> [The exercise]:
Wherever the string "JSON" appears in the listing, copy that line.

Collected data:
○ ○ ○

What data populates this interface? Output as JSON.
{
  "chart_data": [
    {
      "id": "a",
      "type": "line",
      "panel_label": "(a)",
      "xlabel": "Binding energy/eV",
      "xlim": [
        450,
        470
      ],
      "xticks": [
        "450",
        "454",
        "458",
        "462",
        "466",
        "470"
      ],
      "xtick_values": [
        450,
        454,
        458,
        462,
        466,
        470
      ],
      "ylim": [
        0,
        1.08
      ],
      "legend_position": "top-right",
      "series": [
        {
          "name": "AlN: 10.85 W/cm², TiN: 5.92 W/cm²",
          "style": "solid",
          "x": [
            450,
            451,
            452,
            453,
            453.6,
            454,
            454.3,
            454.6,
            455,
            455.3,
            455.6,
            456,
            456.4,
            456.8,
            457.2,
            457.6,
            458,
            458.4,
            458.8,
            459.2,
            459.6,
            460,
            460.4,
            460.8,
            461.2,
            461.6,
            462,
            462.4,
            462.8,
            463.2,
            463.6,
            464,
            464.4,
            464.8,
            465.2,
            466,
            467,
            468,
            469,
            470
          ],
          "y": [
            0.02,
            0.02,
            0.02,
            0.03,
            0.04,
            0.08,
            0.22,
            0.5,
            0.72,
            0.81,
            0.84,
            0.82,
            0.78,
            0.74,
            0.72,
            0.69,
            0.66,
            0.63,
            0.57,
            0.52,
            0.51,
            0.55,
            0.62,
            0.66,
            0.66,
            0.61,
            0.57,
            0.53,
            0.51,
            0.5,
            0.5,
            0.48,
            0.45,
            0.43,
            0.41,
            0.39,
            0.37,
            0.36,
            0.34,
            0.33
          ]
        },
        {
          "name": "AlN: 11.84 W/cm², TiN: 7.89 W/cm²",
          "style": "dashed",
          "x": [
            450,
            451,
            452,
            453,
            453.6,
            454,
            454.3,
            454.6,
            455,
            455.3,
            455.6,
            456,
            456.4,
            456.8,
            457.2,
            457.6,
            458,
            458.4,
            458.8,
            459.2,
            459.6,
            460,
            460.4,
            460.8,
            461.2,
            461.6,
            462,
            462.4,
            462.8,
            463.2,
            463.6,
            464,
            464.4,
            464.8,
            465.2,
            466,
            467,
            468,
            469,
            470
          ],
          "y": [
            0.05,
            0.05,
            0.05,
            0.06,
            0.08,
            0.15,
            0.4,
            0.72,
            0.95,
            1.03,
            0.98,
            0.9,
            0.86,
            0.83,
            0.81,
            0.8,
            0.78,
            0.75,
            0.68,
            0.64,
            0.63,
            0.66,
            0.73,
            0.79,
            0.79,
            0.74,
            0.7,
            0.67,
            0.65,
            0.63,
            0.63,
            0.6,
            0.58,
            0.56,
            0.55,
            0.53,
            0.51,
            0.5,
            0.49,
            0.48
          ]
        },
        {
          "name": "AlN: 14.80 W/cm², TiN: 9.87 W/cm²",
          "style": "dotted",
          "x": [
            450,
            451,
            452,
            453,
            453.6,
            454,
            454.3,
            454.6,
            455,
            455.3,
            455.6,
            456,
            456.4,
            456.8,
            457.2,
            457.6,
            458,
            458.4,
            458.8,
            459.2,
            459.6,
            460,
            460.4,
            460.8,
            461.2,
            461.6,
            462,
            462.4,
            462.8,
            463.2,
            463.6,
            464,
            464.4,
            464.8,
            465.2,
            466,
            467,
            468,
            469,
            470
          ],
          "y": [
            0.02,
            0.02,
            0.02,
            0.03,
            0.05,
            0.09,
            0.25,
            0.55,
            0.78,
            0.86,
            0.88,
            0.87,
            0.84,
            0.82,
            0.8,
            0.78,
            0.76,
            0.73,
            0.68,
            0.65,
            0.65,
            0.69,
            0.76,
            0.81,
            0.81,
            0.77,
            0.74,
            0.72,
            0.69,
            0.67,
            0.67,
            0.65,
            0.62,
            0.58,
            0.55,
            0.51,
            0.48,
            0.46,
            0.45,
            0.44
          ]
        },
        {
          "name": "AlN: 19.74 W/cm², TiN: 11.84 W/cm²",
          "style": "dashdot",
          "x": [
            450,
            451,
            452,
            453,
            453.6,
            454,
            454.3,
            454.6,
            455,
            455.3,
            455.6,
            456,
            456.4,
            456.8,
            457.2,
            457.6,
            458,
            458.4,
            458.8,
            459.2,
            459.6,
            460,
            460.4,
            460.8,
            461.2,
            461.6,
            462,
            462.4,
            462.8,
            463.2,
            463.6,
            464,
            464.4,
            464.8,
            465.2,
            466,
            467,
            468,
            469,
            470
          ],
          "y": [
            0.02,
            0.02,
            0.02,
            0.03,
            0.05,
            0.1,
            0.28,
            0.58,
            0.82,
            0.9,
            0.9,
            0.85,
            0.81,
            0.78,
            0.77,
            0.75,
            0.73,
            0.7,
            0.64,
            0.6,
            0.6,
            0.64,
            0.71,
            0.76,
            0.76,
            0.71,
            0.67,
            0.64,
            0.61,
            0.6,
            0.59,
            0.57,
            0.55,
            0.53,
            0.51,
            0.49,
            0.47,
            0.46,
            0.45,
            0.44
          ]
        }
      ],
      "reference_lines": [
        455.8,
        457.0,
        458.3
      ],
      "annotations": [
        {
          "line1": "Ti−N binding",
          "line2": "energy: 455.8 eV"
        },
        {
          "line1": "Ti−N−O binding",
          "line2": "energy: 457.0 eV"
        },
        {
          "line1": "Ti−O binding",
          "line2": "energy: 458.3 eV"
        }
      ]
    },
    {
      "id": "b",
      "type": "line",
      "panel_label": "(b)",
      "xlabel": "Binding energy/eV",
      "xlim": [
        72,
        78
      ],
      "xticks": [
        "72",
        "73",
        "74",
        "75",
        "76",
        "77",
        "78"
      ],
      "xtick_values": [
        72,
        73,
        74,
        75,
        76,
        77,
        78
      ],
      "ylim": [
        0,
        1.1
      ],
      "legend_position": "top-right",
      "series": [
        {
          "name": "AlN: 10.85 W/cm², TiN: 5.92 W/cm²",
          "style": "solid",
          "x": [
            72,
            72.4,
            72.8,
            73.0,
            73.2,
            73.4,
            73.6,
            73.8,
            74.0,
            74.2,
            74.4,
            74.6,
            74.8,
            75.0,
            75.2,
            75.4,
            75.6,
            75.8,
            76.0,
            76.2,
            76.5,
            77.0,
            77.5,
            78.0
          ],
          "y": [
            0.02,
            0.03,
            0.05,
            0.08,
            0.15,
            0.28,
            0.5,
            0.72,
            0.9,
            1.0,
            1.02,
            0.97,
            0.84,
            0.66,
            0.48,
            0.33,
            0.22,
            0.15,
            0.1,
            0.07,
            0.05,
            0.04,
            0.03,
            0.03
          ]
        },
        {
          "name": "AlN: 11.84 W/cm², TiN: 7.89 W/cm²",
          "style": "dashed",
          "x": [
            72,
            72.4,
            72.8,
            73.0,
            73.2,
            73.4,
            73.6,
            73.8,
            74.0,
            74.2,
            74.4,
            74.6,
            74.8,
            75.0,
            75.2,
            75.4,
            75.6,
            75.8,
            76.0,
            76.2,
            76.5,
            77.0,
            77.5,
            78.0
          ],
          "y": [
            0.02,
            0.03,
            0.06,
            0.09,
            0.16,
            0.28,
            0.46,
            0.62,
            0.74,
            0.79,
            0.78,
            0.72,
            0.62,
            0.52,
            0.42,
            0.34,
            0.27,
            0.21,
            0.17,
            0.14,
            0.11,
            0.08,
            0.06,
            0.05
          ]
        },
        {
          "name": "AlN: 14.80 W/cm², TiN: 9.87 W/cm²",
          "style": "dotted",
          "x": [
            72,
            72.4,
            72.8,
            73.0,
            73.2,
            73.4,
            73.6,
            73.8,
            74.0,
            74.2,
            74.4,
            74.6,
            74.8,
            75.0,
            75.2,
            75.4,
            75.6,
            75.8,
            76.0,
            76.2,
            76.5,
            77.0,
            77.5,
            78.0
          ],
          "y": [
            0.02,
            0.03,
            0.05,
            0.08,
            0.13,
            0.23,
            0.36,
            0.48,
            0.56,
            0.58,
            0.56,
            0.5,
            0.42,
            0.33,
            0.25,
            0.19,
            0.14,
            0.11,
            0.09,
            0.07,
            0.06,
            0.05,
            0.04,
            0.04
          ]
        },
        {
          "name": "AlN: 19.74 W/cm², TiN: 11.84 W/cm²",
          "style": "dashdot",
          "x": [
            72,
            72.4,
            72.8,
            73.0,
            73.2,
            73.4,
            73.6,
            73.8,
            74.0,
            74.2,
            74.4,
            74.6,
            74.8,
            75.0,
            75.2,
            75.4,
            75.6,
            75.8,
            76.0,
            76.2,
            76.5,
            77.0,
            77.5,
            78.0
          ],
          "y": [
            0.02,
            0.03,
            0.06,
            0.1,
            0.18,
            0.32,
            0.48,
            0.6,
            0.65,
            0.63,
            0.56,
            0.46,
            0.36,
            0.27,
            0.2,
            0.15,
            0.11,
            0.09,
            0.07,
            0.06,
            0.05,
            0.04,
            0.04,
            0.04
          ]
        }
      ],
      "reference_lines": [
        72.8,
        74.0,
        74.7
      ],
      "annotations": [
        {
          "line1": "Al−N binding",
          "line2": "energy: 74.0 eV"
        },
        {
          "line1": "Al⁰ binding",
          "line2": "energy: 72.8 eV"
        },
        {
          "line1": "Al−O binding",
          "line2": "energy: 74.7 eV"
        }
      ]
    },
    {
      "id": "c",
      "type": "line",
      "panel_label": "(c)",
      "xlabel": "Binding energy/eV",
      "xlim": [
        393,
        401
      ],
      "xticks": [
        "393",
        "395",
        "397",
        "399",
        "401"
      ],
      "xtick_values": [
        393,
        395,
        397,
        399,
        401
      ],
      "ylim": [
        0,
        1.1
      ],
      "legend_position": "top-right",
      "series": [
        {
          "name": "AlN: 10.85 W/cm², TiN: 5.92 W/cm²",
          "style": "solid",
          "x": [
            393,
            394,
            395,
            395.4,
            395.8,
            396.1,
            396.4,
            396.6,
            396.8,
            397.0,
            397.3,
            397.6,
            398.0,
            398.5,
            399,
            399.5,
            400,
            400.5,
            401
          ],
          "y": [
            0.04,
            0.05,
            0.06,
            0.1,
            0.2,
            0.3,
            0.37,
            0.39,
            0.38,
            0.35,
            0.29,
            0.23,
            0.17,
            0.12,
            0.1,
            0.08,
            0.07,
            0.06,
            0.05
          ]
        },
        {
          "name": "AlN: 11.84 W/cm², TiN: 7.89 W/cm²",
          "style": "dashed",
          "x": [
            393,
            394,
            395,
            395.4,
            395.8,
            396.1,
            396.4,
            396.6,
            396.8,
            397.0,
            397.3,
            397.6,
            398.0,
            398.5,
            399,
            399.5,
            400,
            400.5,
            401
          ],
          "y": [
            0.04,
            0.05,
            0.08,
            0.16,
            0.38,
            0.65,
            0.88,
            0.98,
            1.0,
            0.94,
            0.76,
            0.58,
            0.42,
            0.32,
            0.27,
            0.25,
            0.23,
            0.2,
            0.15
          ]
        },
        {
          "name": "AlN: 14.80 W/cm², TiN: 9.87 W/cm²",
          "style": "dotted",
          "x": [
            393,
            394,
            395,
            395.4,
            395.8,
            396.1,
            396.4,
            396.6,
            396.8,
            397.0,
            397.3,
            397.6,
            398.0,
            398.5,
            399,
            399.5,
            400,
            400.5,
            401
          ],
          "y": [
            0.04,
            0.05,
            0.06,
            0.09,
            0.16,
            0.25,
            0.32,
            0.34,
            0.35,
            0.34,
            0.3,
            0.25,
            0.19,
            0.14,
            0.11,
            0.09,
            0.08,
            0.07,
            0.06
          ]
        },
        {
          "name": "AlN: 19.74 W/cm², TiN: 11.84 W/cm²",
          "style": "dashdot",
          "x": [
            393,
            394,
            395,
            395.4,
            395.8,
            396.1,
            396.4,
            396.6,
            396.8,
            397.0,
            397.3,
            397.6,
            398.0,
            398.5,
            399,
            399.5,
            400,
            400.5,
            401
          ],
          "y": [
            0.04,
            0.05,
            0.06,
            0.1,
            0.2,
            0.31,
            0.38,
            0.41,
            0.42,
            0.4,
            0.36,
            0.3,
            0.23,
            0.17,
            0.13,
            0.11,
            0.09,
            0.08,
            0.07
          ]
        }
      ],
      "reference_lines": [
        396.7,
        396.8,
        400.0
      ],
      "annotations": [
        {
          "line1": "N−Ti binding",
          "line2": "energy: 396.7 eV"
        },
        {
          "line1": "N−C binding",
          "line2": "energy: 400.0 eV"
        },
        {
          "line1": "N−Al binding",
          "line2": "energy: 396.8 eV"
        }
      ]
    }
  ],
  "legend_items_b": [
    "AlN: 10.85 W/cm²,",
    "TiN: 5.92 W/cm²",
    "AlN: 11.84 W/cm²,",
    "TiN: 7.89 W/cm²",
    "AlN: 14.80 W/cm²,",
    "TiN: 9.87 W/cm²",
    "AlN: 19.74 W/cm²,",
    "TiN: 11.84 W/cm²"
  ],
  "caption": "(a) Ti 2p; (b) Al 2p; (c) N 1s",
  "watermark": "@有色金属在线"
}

○ ○ ○

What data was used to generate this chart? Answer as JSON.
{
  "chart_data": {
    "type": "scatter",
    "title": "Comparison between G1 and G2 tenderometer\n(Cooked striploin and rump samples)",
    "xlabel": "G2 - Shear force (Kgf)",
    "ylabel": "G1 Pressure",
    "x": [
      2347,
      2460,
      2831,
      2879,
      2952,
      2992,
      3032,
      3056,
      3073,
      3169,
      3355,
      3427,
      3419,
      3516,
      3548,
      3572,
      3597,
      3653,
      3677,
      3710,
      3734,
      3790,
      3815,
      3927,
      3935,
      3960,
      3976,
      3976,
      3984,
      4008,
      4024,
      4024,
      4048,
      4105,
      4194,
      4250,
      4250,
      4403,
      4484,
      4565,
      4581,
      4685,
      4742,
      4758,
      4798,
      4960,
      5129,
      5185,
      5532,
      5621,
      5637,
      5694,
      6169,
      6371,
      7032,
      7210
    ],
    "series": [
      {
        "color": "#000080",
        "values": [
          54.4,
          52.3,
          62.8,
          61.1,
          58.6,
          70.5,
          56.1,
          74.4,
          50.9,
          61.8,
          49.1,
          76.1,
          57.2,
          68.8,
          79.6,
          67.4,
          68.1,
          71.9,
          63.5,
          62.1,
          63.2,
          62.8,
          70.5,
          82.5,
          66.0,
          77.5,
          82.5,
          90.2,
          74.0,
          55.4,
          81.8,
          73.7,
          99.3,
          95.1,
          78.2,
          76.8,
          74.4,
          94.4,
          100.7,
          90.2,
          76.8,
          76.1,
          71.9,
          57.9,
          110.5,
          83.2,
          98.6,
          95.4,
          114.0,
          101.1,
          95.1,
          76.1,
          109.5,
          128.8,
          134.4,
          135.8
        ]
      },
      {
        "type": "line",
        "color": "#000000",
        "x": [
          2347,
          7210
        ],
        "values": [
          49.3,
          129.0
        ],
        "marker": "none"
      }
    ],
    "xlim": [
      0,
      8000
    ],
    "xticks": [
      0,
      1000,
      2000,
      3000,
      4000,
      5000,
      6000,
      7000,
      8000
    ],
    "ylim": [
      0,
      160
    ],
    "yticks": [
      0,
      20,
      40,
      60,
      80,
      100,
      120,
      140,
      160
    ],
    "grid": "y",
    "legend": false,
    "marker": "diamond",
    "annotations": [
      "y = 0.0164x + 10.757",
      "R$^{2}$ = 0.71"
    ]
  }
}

○ ○ ○

> [Solution]:
What data populates this interface? Output as JSON.
What data was used to generate this chart? Answer as JSON.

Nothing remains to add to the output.